EU Video und EU Voice: Was steckt hinter den Plattformen der Europäischen Union?
Vor kurzem hat die Europäische Union zwei eigene Social Media-Plattformen gestartet: EU Video und EU Voice. Wie funktionieren sie und welche Ziele verfolgt die EU mit diesem Schritt?
Warum abwarten, bis sich andere anpassen, wenn man es selbst auch besser machen kann? Das dachte sich wohl auch die Europäische Union und lancierte im April dieses Jahres überraschend zwei Social Media-Plattformen als Alternativen zu YouTube und Twitter. Angesichts der langen Tradition von lautstarker Kritik der EU gegenüber den großen US-amerikanischen Tech-Unternehmen ist dies besonders bemerkenswert. Doch können sich die beiden Plattformen EU Video und EU Voice tatsächlich als ernstzunehmende Konkurrenz zu Twitter, Facebook, YouTube und Co. etablieren?
Wie funktionieren die neuen Plattformen?
Mit der Veröffentlichung ihrer eigenen Social Media-Plattformen versucht die EU Alternativen anzubieten, die primär den Schutz der Nutzer:innendaten stärken sollen. Beide Plattformen verfolgen kein kommerzielles Ziel und werden ohne Werbung angeboten. So kann die Sammlung von Daten auf ein Minimum reduziert werden, personalisierte Werbetracker werden hinfällig. Möglich ist dies auch, weil sich die Plattformen rein über öffentliche Gelder finanzieren und nicht auf Werbeeinnahmen angewiesen sind.
Die Angebote der EU unterscheiden sich von ihren Geschwisterplattformen zudem dahingehend, dass die Entwickler:innen auf Open Source Software zurückgreifen. Die EU hat das Rad hier aber nicht neu erfunden, sondern greift vielmehr auf bestehende Technologie zurück: EU Video beispielsweise basiert auf der dezentralisierten und frei zugänglichen Technologie Peertube, während bei EU Voice auf die etwas bekanntere Plattform Mastodon zurückgegriffen wird. Mastodon erlangte in diesem Frühjahr mehr Aufmerksamkeit und einen signifikanten Nutzer:innenzuwachs, nachdem Elon Musks Absicht Twitter zu kaufen öffentlich wurde.
Doch von der technologischen Ebene einmal abgesehen unterscheiden sich die Social Media-Plattformen kaum voneinander. So bieten EU Voice und EU Video auf inhaltlicher Ebene keine neuen Features oder etwa ein Alleinstellungsmerkmal gegenüber YouTube, Twitter und Co.: EU Video fokussiert sich auf die Veröffentlichung von Video- und Podcast-Material. Mit EU Voice wurde die Möglichkeit geschaffen, kurze Texte, Bilder oder Videomaterial – ganz im Stil von Twitter – zu veröffentlichen. Der Fokus der publizierten Inhalte liegt dabei auf Informationscontent und versucht nicht, den Nutzer:innen Unterhaltungsmaterial anzubieten.

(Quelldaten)
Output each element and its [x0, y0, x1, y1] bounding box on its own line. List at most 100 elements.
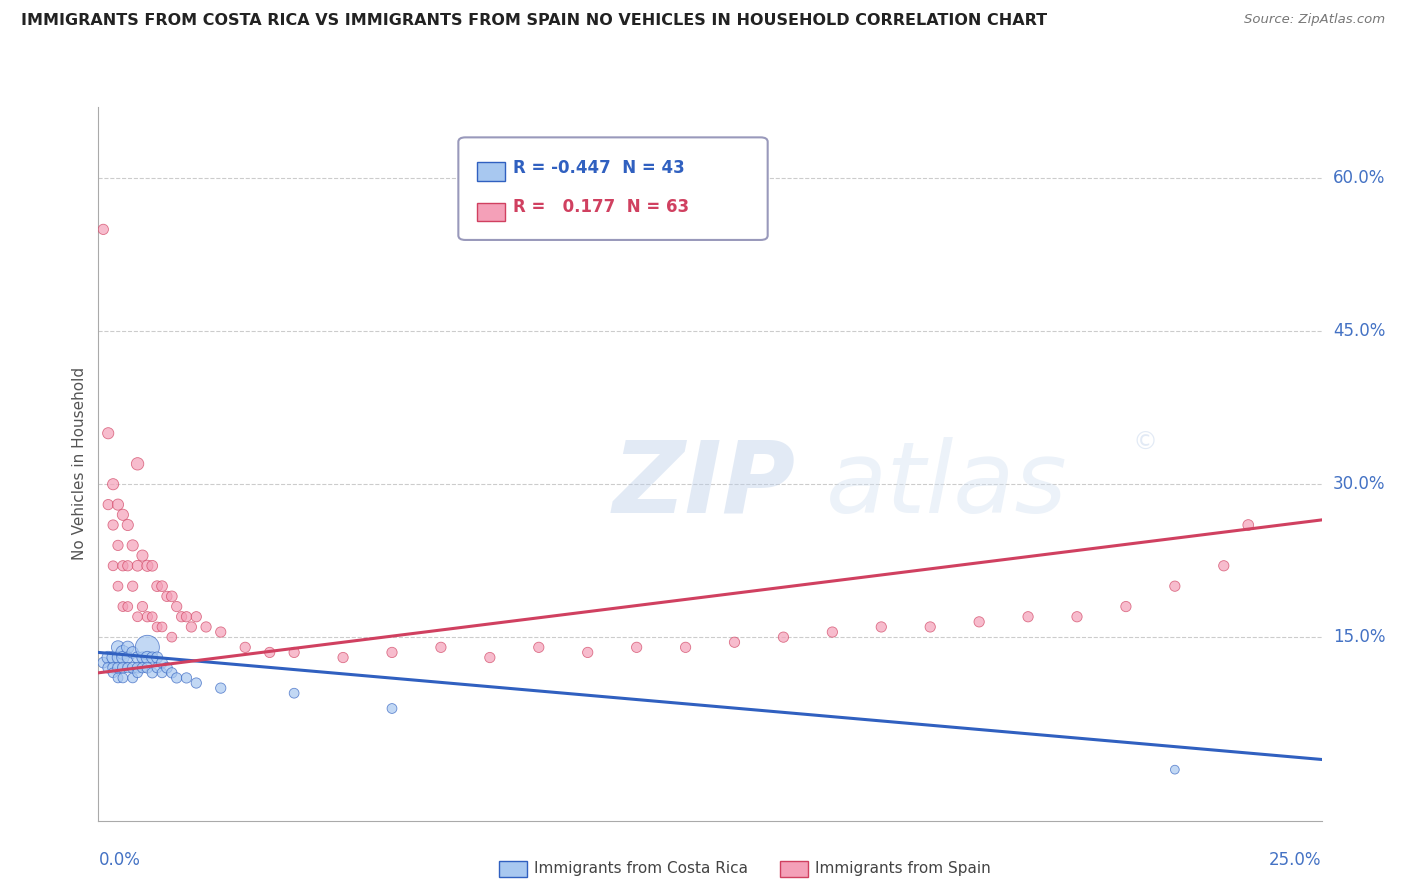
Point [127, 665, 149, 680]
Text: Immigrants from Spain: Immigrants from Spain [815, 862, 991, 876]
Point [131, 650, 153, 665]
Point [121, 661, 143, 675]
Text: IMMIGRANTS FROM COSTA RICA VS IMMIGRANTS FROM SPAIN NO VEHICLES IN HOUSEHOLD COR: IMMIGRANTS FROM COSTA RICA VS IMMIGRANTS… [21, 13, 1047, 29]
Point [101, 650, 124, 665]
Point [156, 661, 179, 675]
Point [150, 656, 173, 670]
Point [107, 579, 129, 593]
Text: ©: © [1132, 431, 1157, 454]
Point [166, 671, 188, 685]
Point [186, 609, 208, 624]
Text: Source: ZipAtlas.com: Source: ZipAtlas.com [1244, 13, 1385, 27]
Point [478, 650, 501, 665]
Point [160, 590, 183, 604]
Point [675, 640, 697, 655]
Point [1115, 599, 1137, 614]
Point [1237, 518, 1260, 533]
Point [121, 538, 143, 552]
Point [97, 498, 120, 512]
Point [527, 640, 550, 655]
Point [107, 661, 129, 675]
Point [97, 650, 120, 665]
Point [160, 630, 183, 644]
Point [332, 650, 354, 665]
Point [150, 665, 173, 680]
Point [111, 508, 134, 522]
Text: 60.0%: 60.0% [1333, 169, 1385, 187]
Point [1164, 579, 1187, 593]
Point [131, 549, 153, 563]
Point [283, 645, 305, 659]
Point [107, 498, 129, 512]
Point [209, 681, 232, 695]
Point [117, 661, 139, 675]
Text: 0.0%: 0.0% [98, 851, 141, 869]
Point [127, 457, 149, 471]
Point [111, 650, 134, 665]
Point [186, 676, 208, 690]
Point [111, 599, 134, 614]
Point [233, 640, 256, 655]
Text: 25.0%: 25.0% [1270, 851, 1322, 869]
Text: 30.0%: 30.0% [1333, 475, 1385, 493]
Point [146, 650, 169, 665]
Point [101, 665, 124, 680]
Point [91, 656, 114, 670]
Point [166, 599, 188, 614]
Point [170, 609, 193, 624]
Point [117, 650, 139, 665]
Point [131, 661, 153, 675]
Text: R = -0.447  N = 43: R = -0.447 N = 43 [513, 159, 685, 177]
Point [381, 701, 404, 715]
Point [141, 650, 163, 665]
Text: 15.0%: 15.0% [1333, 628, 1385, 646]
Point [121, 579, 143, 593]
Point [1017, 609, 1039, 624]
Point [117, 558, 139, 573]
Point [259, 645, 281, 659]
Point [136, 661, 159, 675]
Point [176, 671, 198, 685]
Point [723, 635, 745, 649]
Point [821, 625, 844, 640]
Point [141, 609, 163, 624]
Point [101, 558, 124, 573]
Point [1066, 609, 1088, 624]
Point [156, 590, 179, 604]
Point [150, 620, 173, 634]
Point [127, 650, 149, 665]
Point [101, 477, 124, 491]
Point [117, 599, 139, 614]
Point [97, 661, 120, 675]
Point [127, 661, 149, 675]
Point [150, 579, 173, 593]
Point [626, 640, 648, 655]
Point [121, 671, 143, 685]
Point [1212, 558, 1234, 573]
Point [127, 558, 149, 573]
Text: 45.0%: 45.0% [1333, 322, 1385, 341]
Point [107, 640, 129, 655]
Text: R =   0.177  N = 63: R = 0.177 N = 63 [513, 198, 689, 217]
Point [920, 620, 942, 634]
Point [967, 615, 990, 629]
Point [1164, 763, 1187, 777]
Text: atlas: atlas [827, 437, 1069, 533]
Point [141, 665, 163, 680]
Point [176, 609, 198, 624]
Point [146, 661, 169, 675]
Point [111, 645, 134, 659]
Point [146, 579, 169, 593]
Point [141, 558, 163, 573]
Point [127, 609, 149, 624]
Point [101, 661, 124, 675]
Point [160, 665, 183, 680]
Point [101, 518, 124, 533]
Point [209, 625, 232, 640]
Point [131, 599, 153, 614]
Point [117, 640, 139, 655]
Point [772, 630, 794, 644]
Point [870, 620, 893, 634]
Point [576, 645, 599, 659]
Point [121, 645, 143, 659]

---

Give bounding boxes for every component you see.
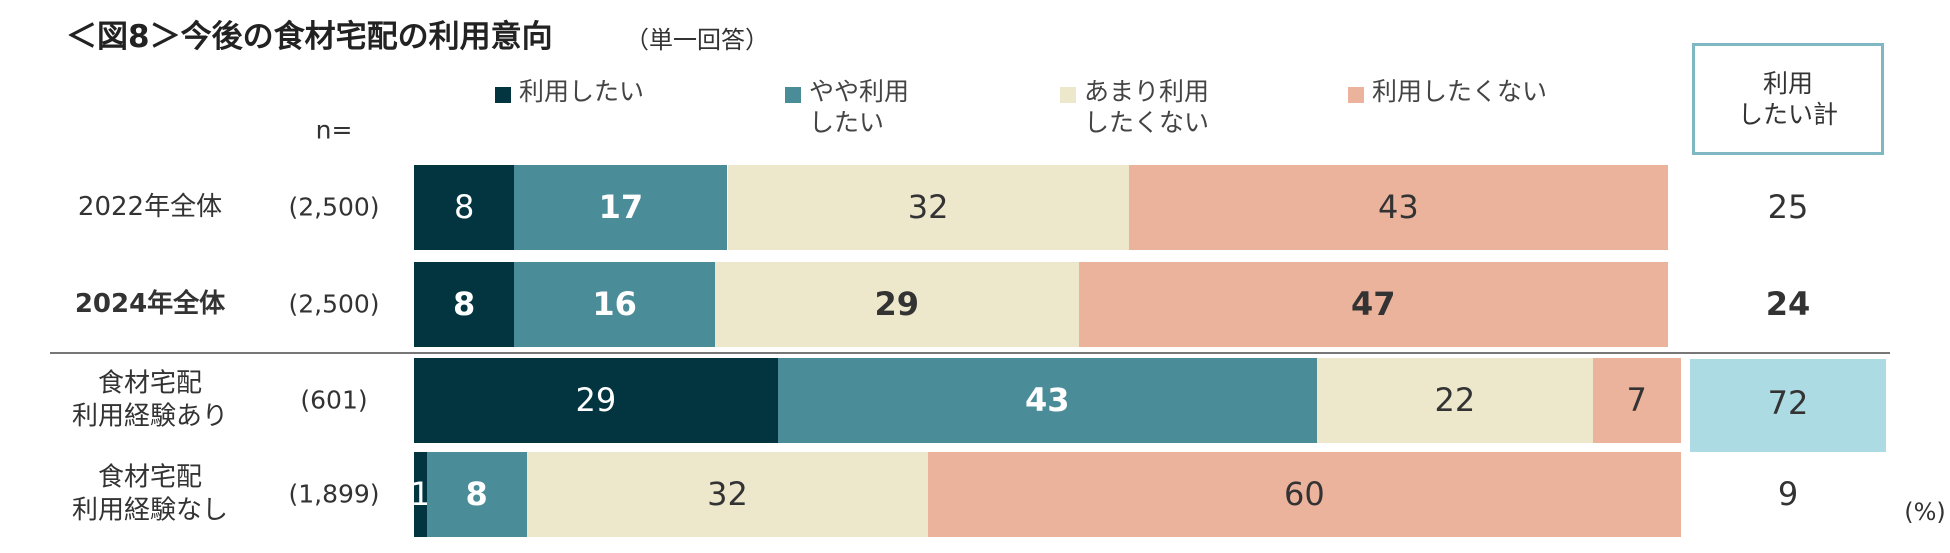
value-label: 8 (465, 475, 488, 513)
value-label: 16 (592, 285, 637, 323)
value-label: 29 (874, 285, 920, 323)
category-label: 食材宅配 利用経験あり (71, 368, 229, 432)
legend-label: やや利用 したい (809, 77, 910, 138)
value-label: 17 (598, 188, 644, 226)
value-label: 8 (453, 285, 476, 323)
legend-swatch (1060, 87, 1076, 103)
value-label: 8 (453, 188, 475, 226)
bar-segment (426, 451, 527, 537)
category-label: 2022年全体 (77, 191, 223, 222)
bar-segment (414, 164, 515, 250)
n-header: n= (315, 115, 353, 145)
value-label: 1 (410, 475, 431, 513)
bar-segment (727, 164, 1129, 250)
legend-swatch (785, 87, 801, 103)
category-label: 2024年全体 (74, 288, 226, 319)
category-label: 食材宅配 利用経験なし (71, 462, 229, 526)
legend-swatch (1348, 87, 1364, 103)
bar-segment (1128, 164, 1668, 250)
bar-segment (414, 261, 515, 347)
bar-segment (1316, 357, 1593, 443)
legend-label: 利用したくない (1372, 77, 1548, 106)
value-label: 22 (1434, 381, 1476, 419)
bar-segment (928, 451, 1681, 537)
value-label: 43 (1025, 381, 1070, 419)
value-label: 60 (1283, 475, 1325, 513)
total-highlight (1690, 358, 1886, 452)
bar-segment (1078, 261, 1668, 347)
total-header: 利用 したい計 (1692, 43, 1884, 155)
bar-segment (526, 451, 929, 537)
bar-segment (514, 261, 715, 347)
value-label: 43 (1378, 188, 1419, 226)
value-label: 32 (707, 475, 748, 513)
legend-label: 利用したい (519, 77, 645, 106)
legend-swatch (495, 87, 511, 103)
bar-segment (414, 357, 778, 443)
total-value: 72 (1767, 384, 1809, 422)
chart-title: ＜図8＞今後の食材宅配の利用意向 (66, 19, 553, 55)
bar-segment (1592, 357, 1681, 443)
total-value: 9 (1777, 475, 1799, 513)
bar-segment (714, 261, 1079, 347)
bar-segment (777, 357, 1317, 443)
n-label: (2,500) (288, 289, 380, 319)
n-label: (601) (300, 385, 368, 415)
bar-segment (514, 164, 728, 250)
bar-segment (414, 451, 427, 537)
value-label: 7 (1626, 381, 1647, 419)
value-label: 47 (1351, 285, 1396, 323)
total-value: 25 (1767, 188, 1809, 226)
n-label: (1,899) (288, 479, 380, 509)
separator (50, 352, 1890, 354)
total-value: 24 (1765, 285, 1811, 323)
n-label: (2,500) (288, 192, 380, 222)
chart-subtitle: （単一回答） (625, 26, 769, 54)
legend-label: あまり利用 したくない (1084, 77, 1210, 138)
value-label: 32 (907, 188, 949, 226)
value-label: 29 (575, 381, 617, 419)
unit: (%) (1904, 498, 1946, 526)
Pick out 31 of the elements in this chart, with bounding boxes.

> **Was zu tun ist**
Stimmen diese Aussagen mit dem Text über EU Video und EU Voice überein? Antworte jeweils mit Ja oder Nein und zitiere die entscheidenden Worte wörtlich: 1. EU Voice basiert auf Mastodon. 2. Die Plattformen finanzieren sich teilweise über Werbung. 3. Die EU startete die Plattformen im April.

> **Ergebnis**
1. Ja: „während bei EU Voice auf die etwas bekanntere Plattform Mastodon zurückgegriffen wird“
2. Nein: „Beide Plattformen verfolgen kein kommerzielles Ziel und werden ohne Werbung angeboten.“
3. Ja: „lancierte im April dieses Jahres überraschend zwei Social Media-Plattformen“